Aim:
Where a line holds the string "this", return that line.

Records for processing:

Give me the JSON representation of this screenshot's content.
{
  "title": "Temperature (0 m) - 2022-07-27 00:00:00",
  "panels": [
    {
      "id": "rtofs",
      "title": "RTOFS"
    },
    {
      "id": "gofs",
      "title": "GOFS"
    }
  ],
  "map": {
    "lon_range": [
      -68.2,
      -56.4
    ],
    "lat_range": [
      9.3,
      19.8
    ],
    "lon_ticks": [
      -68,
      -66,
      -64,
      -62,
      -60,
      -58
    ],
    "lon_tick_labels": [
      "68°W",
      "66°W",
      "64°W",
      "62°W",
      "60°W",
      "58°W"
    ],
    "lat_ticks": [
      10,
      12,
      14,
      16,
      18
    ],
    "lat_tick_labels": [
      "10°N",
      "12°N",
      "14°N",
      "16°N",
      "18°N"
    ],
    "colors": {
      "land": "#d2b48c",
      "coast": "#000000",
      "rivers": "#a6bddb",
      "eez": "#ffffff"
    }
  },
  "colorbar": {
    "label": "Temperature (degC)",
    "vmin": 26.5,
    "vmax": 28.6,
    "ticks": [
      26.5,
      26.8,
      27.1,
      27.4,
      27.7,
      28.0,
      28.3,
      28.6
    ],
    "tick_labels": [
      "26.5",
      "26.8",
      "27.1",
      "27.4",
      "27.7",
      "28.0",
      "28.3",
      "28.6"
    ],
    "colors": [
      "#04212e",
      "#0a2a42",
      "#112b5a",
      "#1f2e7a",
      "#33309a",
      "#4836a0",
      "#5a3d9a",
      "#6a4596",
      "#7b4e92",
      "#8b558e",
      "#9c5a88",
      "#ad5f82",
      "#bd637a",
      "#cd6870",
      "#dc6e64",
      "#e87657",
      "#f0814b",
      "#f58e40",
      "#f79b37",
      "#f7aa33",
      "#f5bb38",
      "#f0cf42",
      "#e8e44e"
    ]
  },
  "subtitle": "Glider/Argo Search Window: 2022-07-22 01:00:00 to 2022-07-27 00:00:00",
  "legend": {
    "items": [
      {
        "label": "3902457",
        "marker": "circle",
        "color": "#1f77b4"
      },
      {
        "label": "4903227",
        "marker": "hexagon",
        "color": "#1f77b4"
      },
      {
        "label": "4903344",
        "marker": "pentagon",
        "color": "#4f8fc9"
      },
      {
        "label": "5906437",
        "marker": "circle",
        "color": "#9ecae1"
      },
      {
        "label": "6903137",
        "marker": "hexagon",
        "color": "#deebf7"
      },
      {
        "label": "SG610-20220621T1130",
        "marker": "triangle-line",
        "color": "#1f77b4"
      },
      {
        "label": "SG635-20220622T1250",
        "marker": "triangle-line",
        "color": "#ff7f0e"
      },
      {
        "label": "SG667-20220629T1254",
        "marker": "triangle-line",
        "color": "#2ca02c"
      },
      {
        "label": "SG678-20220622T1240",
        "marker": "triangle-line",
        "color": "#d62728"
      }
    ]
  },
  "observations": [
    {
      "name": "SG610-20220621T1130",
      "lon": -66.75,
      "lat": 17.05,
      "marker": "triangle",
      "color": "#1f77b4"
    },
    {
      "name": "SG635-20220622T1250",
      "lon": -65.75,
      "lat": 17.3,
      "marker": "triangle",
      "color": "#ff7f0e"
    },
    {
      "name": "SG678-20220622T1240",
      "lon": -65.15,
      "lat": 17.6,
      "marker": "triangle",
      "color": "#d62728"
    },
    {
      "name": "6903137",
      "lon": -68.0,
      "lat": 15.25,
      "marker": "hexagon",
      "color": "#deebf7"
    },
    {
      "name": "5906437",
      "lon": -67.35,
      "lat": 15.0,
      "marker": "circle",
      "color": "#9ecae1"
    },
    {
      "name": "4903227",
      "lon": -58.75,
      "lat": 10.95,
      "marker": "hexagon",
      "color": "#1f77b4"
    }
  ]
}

==

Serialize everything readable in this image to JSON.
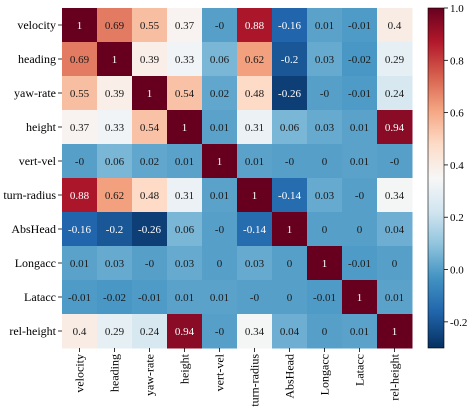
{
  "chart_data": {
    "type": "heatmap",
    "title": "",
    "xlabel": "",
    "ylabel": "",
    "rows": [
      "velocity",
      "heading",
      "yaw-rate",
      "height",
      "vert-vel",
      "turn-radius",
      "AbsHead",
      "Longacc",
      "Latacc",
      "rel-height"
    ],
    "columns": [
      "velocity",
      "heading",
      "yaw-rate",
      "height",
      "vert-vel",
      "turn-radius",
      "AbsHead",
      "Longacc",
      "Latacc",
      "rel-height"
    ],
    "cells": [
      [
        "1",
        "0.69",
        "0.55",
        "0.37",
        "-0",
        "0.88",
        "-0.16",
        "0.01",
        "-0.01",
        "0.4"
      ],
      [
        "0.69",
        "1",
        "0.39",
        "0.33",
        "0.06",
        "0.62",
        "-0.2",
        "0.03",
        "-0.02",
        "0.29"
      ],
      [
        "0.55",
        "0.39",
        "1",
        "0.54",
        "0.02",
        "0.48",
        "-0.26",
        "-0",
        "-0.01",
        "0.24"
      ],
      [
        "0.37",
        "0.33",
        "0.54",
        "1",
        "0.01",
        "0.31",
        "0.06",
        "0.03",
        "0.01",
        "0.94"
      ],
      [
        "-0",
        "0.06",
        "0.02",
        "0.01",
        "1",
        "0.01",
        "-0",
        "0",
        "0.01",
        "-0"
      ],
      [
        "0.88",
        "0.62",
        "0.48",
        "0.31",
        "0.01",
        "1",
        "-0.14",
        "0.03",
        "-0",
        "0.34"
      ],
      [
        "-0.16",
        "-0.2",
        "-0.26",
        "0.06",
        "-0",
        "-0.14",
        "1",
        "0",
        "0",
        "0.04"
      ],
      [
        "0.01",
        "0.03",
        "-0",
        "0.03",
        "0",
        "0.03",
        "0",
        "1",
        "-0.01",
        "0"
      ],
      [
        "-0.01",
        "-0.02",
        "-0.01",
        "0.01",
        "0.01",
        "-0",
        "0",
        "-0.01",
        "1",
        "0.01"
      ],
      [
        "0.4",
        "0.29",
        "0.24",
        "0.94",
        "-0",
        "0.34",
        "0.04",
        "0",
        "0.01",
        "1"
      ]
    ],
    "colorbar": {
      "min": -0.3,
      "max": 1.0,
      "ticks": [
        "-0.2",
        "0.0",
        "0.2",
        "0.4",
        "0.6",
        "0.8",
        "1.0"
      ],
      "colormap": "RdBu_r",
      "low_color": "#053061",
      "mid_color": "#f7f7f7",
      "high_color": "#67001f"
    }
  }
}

...

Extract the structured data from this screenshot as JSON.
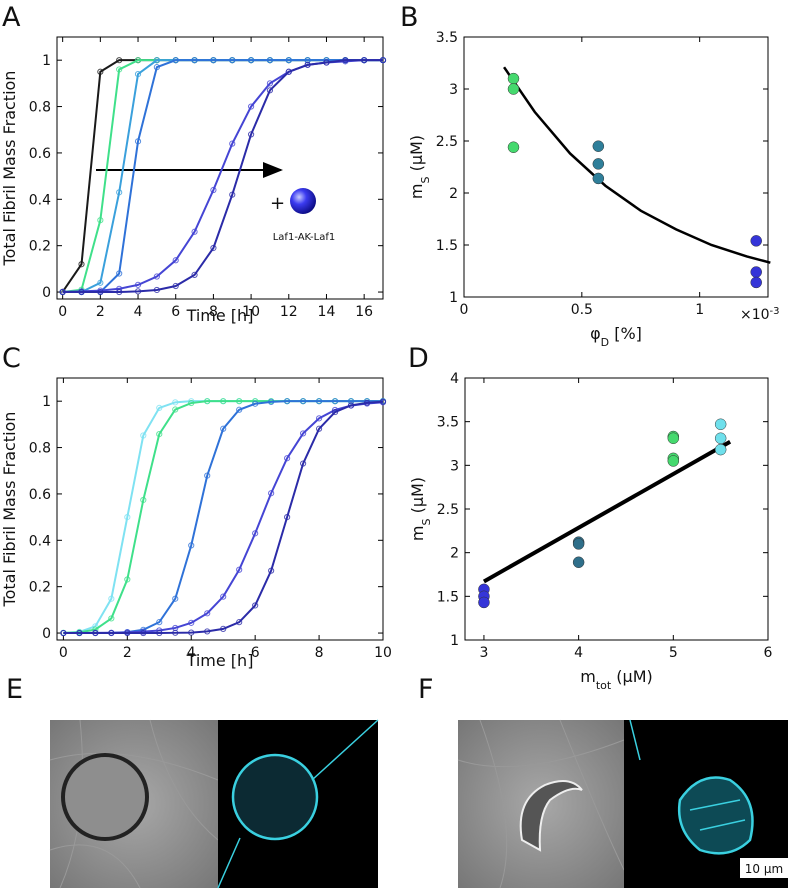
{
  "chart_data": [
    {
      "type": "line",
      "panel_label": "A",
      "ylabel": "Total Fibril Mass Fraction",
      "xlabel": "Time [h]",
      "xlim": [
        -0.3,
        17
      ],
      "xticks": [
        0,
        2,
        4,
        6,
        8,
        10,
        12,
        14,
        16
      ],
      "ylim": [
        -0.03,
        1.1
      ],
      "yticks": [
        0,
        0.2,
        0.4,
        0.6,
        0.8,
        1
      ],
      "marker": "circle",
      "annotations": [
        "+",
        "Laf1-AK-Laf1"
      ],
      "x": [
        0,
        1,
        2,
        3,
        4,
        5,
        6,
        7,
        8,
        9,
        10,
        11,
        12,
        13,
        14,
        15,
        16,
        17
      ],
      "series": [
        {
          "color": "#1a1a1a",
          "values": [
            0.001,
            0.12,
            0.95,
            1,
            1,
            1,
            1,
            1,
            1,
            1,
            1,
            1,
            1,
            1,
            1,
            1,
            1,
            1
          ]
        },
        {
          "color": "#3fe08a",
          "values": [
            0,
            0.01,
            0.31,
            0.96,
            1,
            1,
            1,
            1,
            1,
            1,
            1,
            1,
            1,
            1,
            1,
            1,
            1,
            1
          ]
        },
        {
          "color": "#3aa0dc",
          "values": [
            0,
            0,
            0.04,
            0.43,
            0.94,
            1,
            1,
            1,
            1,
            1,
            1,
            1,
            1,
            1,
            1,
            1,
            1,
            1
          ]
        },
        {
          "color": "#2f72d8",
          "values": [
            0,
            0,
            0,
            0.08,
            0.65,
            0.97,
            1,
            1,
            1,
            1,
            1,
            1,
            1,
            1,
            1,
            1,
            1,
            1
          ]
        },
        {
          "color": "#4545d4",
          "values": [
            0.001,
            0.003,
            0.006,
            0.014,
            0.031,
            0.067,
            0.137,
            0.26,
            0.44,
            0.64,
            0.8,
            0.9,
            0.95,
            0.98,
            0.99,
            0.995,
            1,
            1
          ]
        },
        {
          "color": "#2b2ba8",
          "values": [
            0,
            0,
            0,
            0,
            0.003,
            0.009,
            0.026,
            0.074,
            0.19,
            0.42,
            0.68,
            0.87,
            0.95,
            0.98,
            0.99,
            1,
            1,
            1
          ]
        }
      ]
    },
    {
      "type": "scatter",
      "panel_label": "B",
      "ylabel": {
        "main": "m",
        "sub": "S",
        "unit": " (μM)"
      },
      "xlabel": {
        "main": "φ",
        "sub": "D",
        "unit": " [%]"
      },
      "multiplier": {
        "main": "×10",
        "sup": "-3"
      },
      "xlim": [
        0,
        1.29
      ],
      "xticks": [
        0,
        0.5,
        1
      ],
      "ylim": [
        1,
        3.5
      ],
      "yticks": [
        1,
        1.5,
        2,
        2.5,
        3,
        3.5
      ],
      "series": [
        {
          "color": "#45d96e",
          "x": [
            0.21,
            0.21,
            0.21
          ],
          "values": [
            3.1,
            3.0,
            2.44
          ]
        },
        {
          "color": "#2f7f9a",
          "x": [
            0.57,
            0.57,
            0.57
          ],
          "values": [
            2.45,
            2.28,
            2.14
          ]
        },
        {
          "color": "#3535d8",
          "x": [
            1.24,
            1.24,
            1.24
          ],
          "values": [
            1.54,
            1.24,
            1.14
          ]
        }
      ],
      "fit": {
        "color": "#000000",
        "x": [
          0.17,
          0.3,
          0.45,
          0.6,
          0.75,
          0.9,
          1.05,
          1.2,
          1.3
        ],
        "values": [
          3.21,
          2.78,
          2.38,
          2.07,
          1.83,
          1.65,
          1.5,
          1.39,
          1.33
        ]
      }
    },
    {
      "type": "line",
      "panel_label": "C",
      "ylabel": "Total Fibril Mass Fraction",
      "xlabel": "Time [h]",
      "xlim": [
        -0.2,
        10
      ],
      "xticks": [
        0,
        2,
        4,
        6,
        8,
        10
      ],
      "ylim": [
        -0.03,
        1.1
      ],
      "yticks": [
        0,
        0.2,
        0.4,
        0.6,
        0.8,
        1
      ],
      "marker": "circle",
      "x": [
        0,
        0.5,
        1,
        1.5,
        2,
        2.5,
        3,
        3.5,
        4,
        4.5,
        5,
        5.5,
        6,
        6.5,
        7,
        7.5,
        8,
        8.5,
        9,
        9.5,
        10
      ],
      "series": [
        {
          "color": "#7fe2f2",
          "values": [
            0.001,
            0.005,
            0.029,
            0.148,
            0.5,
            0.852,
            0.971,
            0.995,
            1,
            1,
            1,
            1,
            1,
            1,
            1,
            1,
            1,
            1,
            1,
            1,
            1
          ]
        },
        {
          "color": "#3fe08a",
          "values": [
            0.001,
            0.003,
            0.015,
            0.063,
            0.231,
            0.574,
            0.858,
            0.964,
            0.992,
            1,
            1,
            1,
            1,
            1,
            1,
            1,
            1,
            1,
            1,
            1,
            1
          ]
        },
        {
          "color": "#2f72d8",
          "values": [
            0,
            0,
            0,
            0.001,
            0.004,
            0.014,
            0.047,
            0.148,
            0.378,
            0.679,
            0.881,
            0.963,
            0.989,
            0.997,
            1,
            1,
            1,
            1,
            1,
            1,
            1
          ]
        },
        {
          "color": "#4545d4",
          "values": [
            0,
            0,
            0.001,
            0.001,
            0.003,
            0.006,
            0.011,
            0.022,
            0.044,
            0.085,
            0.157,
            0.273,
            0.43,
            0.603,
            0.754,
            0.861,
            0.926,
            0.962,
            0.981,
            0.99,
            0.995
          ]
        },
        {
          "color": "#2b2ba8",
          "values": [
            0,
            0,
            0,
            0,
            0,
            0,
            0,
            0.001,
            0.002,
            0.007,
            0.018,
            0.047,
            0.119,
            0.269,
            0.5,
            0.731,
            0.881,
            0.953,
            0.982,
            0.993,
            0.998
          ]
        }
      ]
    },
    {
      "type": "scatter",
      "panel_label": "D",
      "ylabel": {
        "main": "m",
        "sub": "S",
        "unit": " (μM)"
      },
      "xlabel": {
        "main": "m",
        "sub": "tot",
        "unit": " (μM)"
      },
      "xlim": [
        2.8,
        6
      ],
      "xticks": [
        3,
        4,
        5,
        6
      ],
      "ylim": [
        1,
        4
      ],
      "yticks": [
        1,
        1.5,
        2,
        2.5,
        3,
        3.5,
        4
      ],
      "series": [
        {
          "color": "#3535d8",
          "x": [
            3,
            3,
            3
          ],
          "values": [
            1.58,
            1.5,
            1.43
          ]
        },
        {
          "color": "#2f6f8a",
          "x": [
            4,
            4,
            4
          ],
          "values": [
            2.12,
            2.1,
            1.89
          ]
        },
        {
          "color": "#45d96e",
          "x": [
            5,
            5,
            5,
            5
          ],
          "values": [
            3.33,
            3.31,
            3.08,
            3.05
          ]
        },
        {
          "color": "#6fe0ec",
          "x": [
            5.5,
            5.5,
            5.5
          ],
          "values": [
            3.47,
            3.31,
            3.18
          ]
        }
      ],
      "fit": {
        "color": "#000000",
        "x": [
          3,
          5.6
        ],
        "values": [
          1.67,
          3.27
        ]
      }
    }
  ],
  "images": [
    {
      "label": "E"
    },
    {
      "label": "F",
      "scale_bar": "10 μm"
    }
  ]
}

Solution:
Give me the JSON representation of this screenshot's content.
Serialize everything readable in this image to JSON.
Extract the structured data from this screenshot as JSON.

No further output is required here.